## INSTRUCTION
Quote the records below in full, exactly as given, with the images taken out.

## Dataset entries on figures
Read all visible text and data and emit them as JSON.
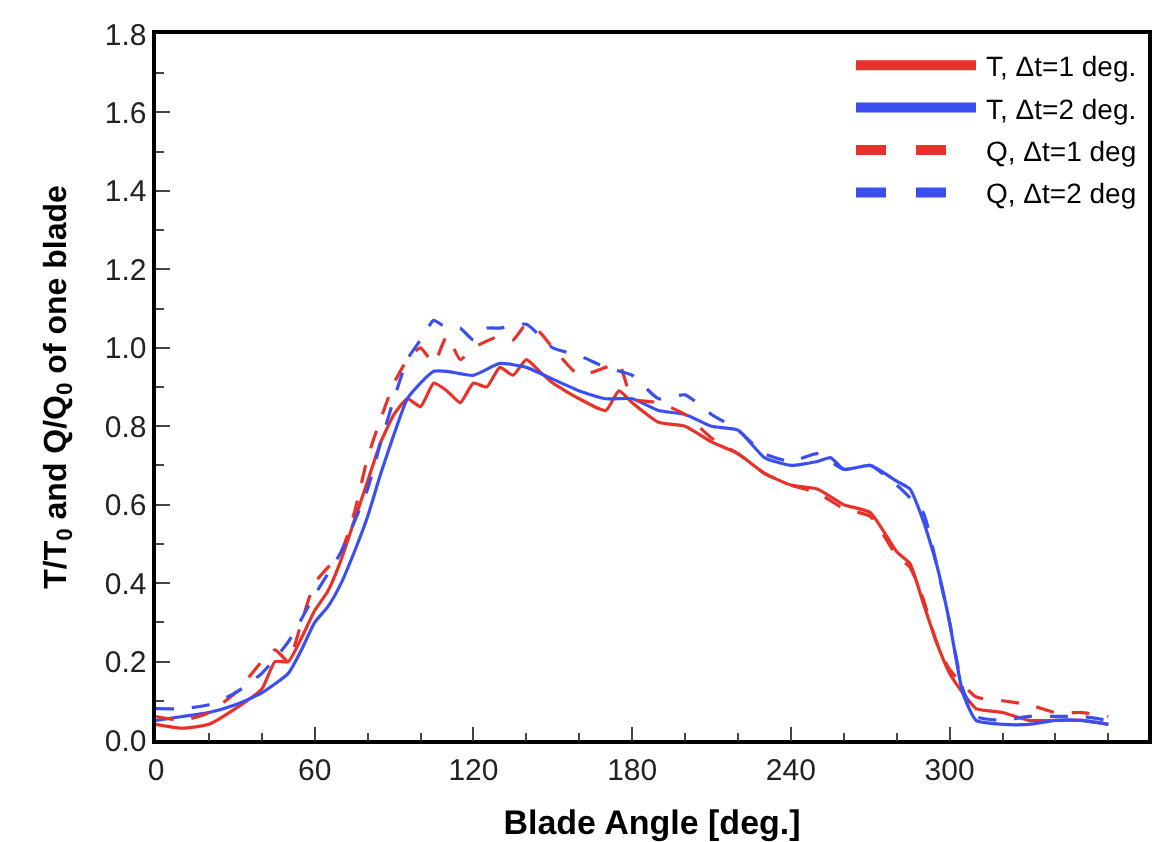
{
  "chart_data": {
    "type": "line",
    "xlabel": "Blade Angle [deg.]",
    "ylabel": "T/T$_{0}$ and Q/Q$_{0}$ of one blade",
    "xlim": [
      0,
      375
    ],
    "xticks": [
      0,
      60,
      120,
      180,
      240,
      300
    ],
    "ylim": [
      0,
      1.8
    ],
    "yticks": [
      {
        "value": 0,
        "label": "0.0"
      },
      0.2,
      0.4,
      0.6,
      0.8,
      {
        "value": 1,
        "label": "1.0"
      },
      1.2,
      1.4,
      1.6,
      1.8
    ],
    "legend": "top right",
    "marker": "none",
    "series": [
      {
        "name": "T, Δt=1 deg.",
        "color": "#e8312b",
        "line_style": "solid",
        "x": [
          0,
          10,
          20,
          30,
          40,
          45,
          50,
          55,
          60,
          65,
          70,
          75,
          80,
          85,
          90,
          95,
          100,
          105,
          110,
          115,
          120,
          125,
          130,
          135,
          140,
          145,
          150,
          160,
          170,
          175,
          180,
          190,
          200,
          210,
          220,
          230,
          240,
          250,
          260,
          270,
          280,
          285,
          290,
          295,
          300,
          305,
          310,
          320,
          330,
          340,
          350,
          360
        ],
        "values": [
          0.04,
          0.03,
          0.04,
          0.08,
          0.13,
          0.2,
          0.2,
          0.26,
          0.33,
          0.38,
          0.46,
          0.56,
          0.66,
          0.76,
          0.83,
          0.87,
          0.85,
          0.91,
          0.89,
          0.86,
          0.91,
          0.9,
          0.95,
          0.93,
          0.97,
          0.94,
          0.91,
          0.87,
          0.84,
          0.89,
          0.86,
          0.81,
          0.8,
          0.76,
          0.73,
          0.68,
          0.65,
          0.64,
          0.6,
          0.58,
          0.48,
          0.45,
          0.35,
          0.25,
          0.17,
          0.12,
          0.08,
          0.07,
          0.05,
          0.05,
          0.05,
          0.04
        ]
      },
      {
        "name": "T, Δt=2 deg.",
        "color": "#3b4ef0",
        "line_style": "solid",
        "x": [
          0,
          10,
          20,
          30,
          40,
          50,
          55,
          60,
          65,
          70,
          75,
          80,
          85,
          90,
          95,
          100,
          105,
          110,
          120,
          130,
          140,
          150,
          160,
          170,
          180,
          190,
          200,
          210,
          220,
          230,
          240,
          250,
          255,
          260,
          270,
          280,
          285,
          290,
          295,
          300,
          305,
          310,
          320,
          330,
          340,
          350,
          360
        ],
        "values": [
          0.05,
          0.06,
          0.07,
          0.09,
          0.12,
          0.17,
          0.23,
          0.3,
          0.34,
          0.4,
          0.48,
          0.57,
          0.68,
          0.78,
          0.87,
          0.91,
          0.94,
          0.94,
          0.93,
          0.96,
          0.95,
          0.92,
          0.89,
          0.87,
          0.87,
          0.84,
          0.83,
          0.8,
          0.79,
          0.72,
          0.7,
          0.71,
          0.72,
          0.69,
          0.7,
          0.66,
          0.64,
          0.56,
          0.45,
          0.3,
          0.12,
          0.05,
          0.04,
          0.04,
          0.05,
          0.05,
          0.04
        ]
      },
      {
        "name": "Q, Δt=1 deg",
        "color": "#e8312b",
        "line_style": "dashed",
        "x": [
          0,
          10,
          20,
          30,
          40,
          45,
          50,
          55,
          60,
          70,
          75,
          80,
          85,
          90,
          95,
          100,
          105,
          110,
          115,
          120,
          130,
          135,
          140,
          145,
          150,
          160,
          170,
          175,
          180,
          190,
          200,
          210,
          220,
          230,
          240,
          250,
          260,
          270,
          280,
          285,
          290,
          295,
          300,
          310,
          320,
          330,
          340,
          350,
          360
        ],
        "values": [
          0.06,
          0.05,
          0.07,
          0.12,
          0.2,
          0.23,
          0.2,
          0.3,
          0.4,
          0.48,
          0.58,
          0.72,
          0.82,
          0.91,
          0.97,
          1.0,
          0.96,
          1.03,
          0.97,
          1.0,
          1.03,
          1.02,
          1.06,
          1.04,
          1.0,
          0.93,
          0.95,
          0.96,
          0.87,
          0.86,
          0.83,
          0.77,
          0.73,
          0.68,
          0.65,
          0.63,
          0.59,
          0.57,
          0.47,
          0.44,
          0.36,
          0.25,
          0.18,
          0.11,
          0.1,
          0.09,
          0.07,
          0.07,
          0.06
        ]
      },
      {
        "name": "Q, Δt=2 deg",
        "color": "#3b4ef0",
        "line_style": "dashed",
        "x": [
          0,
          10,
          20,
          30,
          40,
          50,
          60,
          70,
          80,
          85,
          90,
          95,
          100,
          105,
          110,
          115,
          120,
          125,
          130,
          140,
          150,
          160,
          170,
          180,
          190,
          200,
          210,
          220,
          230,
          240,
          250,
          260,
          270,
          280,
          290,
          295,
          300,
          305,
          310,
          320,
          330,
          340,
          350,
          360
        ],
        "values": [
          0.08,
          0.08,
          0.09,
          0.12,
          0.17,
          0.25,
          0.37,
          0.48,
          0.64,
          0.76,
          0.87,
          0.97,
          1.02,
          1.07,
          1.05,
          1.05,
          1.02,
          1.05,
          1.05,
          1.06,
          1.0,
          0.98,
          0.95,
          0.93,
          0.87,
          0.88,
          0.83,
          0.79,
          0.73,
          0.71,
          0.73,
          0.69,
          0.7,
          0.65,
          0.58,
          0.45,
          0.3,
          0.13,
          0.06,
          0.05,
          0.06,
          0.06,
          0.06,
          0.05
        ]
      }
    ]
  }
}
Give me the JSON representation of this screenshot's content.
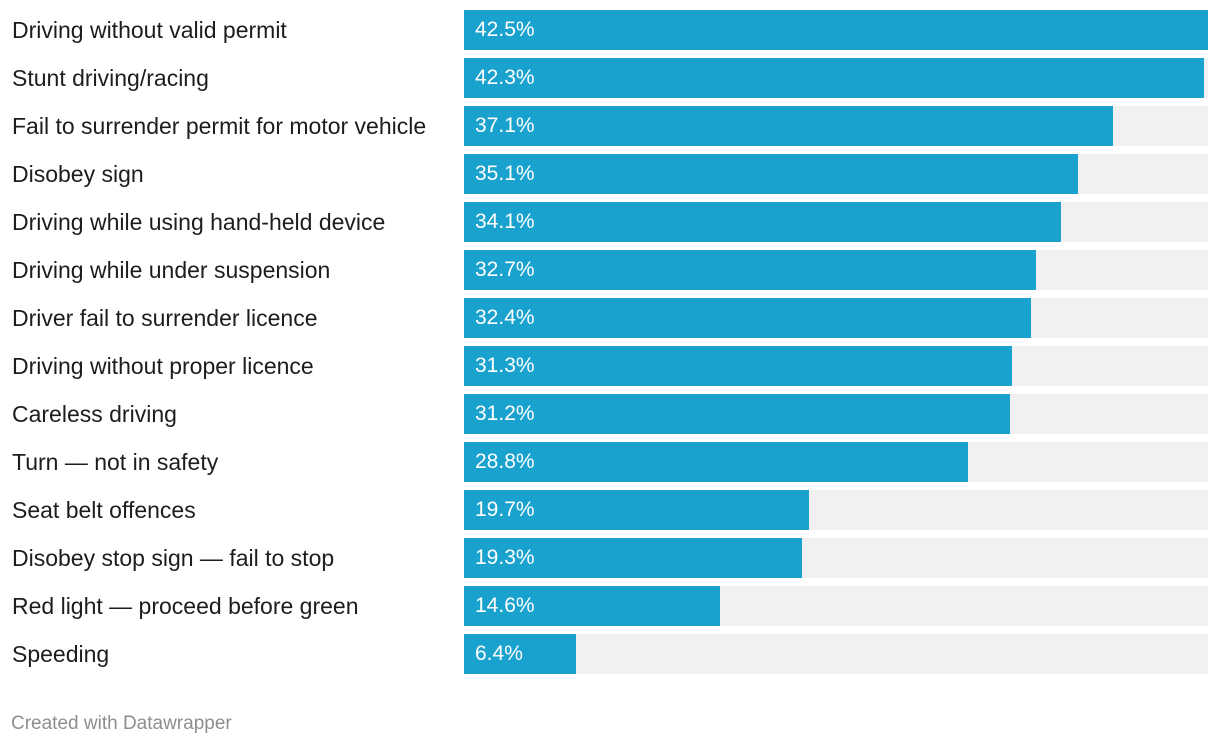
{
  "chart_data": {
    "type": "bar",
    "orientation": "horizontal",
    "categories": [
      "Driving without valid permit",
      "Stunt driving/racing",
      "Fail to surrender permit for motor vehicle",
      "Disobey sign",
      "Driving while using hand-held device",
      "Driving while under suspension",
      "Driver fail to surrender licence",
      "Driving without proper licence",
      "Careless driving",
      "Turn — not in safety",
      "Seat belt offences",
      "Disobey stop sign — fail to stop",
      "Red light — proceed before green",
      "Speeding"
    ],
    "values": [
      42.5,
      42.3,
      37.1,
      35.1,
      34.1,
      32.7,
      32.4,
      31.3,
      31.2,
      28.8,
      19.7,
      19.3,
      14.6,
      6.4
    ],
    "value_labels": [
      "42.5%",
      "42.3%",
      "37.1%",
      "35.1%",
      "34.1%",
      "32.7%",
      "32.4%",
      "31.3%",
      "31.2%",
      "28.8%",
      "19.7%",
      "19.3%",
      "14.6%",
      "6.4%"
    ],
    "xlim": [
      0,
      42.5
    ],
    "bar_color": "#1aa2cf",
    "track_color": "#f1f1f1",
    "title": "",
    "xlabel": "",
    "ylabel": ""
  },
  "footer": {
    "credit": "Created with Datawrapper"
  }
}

## OUTPUT OF THE TASK
Read all visible text and data and emit them as JSON.
{
  "chart_data": {
    "type": "line",
    "xlabel": "Blade Angle [deg.]",
    "ylabel": "T/T$_{0}$ and Q/Q$_{0}$ of one blade",
    "xlim": [
      0,
      375
    ],
    "xticks": [
      0,
      60,
      120,
      180,
      240,
      300
    ],
    "ylim": [
      0,
      1.8
    ],
    "yticks": [
      {
        "value": 0,
        "label": "0.0"
      },
      0.2,
      0.4,
      0.6,
      0.8,
      {
        "value": 1,
        "label": "1.0"
      },
      1.2,
      1.4,
      1.6,
      1.8
    ],
    "legend": "top right",
    "marker": "none",
    "series": [
      {
        "name": "T, Δt=1 deg.",
        "color": "#e8312b",
        "line_style": "solid",
        "x": [
          0,
          10,
          20,
          30,
          40,
          45,
          50,
          55,
          60,
          65,
          70,
          75,
          80,
          85,
          90,
          95,
          100,
          105,
          110,
          115,
          120,
          125,
          130,
          135,
          140,
          145,
          150,
          160,
          170,
          175,
          180,
          190,
          200,
          210,
          220,
          230,
          240,
          250,
          260,
          270,
          280,
          285,
          290,
          295,
          300,
          305,
          310,
          320,
          330,
          340,
          350,
          360
        ],
        "values": [
          0.04,
          0.03,
          0.04,
          0.08,
          0.13,
          0.2,
          0.2,
          0.26,
          0.33,
          0.38,
          0.46,
          0.56,
          0.66,
          0.76,
          0.83,
          0.87,
          0.85,
          0.91,
          0.89,
          0.86,
          0.91,
          0.9,
          0.95,
          0.93,
          0.97,
          0.94,
          0.91,
          0.87,
          0.84,
          0.89,
          0.86,
          0.81,
          0.8,
          0.76,
          0.73,
          0.68,
          0.65,
          0.64,
          0.6,
          0.58,
          0.48,
          0.45,
          0.35,
          0.25,
          0.17,
          0.12,
          0.08,
          0.07,
          0.05,
          0.05,
          0.05,
          0.04
        ]
      },
      {
        "name": "T, Δt=2 deg.",
        "color": "#3b4ef0",
        "line_style": "solid",
        "x": [
          0,
          10,
          20,
          30,
          40,
          50,
          55,
          60,
          65,
          70,
          75,
          80,
          85,
          90,
          95,
          100,
          105,
          110,
          120,
          130,
          140,
          150,
          160,
          170,
          180,
          190,
          200,
          210,
          220,
          230,
          240,
          250,
          255,
          260,
          270,
          280,
          285,
          290,
          295,
          300,
          305,
          310,
          320,
          330,
          340,
          350,
          360
        ],
        "values": [
          0.05,
          0.06,
          0.07,
          0.09,
          0.12,
          0.17,
          0.23,
          0.3,
          0.34,
          0.4,
          0.48,
          0.57,
          0.68,
          0.78,
          0.87,
          0.91,
          0.94,
          0.94,
          0.93,
          0.96,
          0.95,
          0.92,
          0.89,
          0.87,
          0.87,
          0.84,
          0.83,
          0.8,
          0.79,
          0.72,
          0.7,
          0.71,
          0.72,
          0.69,
          0.7,
          0.66,
          0.64,
          0.56,
          0.45,
          0.3,
          0.12,
          0.05,
          0.04,
          0.04,
          0.05,
          0.05,
          0.04
        ]
      },
      {
        "name": "Q, Δt=1 deg",
        "color": "#e8312b",
        "line_style": "dashed",
        "x": [
          0,
          10,
          20,
          30,
          40,
          45,
          50,
          55,
          60,
          70,
          75,
          80,
          85,
          90,
          95,
          100,
          105,
          110,
          115,
          120,
          130,
          135,
          140,
          145,
          150,
          160,
          170,
          175,
          180,
          190,
          200,
          210,
          220,
          230,
          240,
          250,
          260,
          270,
          280,
          285,
          290,
          295,
          300,
          310,
          320,
          330,
          340,
          350,
          360
        ],
        "values": [
          0.06,
          0.05,
          0.07,
          0.12,
          0.2,
          0.23,
          0.2,
          0.3,
          0.4,
          0.48,
          0.58,
          0.72,
          0.82,
          0.91,
          0.97,
          1.0,
          0.96,
          1.03,
          0.97,
          1.0,
          1.03,
          1.02,
          1.06,
          1.04,
          1.0,
          0.93,
          0.95,
          0.96,
          0.87,
          0.86,
          0.83,
          0.77,
          0.73,
          0.68,
          0.65,
          0.63,
          0.59,
          0.57,
          0.47,
          0.44,
          0.36,
          0.25,
          0.18,
          0.11,
          0.1,
          0.09,
          0.07,
          0.07,
          0.06
        ]
      },
      {
        "name": "Q, Δt=2 deg",
        "color": "#3b4ef0",
        "line_style": "dashed",
        "x": [
          0,
          10,
          20,
          30,
          40,
          50,
          60,
          70,
          80,
          85,
          90,
          95,
          100,
          105,
          110,
          115,
          120,
          125,
          130,
          140,
          150,
          160,
          170,
          180,
          190,
          200,
          210,
          220,
          230,
          240,
          250,
          260,
          270,
          280,
          290,
          295,
          300,
          305,
          310,
          320,
          330,
          340,
          350,
          360
        ],
        "values": [
          0.08,
          0.08,
          0.09,
          0.12,
          0.17,
          0.25,
          0.37,
          0.48,
          0.64,
          0.76,
          0.87,
          0.97,
          1.02,
          1.07,
          1.05,
          1.05,
          1.02,
          1.05,
          1.05,
          1.06,
          1.0,
          0.98,
          0.95,
          0.93,
          0.87,
          0.88,
          0.83,
          0.79,
          0.73,
          0.71,
          0.73,
          0.69,
          0.7,
          0.65,
          0.58,
          0.45,
          0.3,
          0.13,
          0.06,
          0.05,
          0.06,
          0.06,
          0.06,
          0.05
        ]
      }
    ]
  }
}
Give me the JSON representation of this screenshot's content.
{
  "chart_data": {
    "type": "bar",
    "orientation": "horizontal",
    "categories": [
      "Driving without valid permit",
      "Stunt driving/racing",
      "Fail to surrender permit for motor vehicle",
      "Disobey sign",
      "Driving while using hand-held device",
      "Driving while under suspension",
      "Driver fail to surrender licence",
      "Driving without proper licence",
      "Careless driving",
      "Turn — not in safety",
      "Seat belt offences",
      "Disobey stop sign — fail to stop",
      "Red light — proceed before green",
      "Speeding"
    ],
    "values": [
      42.5,
      42.3,
      37.1,
      35.1,
      34.1,
      32.7,
      32.4,
      31.3,
      31.2,
      28.8,
      19.7,
      19.3,
      14.6,
      6.4
    ],
    "value_labels": [
      "42.5%",
      "42.3%",
      "37.1%",
      "35.1%",
      "34.1%",
      "32.7%",
      "32.4%",
      "31.3%",
      "31.2%",
      "28.8%",
      "19.7%",
      "19.3%",
      "14.6%",
      "6.4%"
    ],
    "xlim": [
      0,
      42.5
    ],
    "bar_color": "#1aa2cf",
    "track_color": "#f1f1f1",
    "title": "",
    "xlabel": "",
    "ylabel": ""
  },
  "footer": {
    "credit": "Created with Datawrapper"
  }
}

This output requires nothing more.